DATA
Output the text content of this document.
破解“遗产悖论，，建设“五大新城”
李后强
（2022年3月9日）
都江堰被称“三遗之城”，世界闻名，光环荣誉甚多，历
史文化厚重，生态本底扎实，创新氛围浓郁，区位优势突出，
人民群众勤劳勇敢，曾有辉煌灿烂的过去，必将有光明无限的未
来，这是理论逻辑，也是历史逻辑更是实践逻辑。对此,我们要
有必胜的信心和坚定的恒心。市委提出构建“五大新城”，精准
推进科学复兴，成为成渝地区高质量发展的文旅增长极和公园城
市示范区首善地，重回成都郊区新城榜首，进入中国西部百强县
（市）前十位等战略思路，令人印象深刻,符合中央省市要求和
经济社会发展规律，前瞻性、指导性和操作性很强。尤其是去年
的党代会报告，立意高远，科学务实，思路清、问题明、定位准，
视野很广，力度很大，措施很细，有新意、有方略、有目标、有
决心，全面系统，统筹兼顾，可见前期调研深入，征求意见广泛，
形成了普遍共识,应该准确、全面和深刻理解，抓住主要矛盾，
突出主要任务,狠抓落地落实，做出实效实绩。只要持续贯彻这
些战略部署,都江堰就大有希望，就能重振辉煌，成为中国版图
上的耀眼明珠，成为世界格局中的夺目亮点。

SET PROBLEM
Working from the listing above, pick out every line that has "五大新城" and copy it.

SOLUTION BELOW
破解“遗产悖论，，建设“五大新城”
有必胜的信心和坚定的恒心。市委提出构建“五大新城”，精准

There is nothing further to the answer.